TO BE DONE:
Isolate every line in the records below with "Hedge" in it.

## START SUPPLIED ENTRIES

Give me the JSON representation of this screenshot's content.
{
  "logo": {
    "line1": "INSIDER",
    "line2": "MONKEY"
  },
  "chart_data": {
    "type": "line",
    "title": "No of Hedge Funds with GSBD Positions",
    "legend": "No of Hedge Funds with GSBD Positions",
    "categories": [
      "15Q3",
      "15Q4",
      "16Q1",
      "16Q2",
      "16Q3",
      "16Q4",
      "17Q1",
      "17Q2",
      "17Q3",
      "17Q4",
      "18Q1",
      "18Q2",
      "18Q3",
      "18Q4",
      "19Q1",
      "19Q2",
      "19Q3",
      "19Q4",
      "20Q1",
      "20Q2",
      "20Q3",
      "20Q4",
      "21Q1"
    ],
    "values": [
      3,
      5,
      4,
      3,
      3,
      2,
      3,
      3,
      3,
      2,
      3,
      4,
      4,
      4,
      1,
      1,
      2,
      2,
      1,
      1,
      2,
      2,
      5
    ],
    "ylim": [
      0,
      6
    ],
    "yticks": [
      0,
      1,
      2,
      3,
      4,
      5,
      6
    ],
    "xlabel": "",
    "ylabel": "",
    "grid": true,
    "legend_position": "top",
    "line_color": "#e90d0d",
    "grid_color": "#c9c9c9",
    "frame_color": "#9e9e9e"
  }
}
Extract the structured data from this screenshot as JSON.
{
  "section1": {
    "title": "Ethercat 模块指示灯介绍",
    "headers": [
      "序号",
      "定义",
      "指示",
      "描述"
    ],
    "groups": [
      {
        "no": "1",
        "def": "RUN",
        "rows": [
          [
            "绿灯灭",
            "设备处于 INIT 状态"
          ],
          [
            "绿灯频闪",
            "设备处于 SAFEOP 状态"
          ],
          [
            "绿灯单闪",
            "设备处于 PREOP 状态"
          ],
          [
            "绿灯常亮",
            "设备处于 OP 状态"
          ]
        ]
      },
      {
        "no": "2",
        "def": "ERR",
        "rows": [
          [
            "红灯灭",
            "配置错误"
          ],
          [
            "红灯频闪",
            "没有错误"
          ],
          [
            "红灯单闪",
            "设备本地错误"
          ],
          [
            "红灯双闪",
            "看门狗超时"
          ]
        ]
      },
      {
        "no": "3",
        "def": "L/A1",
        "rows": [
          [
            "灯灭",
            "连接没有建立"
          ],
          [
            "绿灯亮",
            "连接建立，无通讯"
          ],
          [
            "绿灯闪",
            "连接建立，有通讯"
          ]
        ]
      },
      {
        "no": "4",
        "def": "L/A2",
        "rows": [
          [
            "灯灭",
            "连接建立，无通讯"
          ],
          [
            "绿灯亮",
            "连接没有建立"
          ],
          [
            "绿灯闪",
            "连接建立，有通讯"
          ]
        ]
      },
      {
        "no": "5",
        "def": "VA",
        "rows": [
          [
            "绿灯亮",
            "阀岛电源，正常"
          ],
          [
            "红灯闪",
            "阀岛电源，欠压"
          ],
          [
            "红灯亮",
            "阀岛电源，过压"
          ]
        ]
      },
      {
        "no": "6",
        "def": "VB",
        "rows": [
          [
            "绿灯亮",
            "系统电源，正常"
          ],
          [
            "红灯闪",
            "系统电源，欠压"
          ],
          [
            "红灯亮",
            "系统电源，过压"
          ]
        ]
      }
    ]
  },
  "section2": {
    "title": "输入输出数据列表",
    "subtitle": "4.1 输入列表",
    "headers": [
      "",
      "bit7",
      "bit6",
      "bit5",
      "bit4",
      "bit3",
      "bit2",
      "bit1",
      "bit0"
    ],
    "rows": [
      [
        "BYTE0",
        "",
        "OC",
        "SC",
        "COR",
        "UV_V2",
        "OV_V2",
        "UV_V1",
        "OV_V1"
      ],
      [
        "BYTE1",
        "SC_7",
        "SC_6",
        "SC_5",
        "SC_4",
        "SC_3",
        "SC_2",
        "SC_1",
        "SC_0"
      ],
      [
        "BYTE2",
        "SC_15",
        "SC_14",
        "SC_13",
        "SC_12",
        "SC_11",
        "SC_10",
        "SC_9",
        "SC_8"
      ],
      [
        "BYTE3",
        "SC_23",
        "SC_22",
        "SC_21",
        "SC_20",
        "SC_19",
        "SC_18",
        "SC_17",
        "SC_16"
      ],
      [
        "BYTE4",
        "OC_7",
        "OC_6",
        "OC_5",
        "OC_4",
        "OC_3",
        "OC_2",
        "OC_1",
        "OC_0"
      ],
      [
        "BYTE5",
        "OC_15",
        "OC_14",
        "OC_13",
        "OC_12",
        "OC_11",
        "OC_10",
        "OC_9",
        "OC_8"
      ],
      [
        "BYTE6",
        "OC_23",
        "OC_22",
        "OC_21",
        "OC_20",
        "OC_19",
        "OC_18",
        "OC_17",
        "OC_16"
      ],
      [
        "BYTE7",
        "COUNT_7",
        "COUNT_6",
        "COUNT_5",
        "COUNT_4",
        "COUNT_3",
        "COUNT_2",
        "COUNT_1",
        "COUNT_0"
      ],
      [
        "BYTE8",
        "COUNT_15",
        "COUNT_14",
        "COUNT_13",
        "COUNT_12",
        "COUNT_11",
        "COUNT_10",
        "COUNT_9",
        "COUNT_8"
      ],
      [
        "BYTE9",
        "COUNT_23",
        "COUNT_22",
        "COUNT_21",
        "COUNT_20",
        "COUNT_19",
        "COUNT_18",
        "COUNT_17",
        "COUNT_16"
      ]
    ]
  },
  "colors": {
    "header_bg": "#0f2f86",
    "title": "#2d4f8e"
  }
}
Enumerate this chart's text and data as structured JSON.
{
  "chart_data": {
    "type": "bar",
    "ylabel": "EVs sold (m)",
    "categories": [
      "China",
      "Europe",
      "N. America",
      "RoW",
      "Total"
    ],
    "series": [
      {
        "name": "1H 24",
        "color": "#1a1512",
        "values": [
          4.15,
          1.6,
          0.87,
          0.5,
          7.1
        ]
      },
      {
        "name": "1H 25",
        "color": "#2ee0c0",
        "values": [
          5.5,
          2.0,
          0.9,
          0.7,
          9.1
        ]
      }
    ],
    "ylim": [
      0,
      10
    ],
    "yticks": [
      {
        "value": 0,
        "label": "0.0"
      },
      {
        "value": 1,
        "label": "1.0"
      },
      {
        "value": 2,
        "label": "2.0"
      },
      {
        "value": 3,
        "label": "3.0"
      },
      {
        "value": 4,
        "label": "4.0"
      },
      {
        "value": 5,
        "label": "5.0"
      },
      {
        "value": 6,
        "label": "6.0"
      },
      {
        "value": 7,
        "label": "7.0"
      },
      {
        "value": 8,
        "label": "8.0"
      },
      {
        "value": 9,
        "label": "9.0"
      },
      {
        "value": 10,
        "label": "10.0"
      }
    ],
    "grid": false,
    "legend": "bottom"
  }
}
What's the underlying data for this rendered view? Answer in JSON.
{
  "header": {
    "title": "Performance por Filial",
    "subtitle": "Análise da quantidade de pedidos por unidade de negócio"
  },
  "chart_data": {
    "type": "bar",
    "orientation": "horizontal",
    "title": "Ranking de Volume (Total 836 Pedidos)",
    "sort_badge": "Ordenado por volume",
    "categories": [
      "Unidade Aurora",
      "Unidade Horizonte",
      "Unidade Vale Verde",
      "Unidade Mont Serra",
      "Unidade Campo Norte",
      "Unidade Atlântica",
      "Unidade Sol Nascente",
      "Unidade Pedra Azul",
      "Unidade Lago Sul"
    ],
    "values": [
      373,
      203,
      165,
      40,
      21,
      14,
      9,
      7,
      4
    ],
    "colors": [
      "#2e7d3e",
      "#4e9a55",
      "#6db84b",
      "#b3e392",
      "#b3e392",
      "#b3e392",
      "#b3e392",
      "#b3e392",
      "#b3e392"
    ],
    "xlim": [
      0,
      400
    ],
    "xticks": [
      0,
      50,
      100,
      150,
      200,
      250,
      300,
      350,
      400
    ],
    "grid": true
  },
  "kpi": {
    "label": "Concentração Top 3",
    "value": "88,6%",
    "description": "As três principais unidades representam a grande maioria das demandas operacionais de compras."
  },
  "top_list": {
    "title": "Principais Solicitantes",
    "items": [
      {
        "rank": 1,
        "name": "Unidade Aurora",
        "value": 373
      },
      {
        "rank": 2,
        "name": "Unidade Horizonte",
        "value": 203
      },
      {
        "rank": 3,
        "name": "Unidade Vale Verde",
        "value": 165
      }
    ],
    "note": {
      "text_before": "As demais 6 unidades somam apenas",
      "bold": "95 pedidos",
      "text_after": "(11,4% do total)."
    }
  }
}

## END SUPPLIED ENTRIES

WRITTEN ANSWER:
    "title": "No of Hedge Funds with GSBD Positions",
    "legend": "No of Hedge Funds with GSBD Positions",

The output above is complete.